**ÉNONCÉ**
D'après l'extrait du texte sur le vote Mélenchon, combien de voix Mélenchon avait-il recueillies en 2017 ?

**EXTRAIT DU TEXTE**
┌──
Oui, le combat continue [2] comme toujours. l’histoire ne s’arrête jamais. Mais qui veut continuer ainsi ? Car si le vote Mélenchon a aspiré presque tout l’électorat de gauche au sens large, il n’a pas inversé la tendance à droite et à l’extrême-droite ! Certains militants insoumis continueront de reprocher aux autres leur candidature, mais sans voir la dureté du résultat. Le total gauche est passé pour la première fois en dessous du total extrême-droite !
Alors, le combat continue, oui ! Mais pour construire quoi ? Faut-il tuer les derniers communistes, socialistes, et imposer leur ralliement aux écologistes [3] ?
Nous avons l’expérience de 2017. les 7 millions de voix de Mélenchon se sont évaporées dès les législatives, se sont faiblement mobilisées dans les mobilisations sociales contre les réformes Macron, et ont pratiquement disparus des élections locales successives… Résultat, 5 ans après, on recommence ?
└──
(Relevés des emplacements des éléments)
┌──
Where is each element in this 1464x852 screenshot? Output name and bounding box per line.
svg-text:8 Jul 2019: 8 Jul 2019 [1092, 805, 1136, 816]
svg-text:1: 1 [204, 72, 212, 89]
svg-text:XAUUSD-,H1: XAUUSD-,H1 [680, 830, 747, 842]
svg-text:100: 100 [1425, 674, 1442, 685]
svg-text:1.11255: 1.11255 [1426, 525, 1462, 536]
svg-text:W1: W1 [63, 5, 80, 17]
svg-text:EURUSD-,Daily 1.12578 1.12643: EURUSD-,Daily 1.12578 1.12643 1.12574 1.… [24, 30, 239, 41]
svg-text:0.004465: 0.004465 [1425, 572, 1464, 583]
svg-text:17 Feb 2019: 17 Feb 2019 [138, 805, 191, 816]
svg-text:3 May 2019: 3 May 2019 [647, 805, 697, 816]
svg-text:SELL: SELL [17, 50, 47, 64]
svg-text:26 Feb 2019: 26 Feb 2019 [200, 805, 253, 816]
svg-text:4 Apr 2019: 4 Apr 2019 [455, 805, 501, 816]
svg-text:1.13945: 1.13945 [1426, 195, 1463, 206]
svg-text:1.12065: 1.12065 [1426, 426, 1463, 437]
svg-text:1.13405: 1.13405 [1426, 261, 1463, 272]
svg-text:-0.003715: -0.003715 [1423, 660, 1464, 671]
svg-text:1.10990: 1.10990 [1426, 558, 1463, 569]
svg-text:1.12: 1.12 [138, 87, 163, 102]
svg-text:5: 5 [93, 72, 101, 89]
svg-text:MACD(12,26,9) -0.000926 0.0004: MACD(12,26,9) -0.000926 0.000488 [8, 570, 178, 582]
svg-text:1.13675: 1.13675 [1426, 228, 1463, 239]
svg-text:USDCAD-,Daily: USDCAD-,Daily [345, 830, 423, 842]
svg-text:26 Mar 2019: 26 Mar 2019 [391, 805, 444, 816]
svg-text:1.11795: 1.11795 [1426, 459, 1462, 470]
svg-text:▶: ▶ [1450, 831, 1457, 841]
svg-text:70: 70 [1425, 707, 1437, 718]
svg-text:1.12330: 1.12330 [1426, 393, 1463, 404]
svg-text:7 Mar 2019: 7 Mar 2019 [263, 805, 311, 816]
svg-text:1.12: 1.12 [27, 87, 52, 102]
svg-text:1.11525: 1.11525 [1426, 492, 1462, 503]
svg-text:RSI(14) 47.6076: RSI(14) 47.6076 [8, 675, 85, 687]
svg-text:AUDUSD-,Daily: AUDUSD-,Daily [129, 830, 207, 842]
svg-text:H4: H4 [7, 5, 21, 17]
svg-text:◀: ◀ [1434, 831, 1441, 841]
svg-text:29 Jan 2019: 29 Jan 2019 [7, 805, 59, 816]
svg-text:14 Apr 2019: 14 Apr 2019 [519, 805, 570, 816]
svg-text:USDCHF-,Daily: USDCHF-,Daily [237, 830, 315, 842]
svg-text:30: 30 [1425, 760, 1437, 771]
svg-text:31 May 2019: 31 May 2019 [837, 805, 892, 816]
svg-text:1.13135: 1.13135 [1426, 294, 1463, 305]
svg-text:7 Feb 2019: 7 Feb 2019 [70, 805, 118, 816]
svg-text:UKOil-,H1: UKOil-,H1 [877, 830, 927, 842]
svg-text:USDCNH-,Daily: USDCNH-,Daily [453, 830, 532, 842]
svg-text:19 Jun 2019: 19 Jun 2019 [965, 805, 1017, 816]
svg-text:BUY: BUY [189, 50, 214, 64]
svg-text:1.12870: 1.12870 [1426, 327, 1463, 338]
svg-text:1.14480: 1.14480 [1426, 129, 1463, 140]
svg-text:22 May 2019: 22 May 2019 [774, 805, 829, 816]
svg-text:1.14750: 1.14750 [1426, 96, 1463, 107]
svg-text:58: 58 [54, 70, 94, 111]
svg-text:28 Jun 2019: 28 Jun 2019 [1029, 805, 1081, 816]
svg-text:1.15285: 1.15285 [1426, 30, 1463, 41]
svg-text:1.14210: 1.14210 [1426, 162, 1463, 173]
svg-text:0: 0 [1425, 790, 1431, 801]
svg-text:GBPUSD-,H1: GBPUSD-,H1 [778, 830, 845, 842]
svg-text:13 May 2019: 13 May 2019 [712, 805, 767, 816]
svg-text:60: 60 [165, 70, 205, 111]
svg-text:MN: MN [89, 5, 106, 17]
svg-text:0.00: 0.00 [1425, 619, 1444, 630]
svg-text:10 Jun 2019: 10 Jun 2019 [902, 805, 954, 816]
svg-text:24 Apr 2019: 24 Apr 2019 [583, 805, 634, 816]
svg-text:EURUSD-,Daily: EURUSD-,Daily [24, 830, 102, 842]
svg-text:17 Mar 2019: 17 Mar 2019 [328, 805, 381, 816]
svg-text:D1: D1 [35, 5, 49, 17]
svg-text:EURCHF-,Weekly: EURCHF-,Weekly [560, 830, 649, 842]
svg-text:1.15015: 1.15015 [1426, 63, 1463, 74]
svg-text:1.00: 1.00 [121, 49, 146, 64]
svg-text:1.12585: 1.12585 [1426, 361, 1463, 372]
└──
**CORRIGÉ DE L'EXERCICE**
7 millions de voix.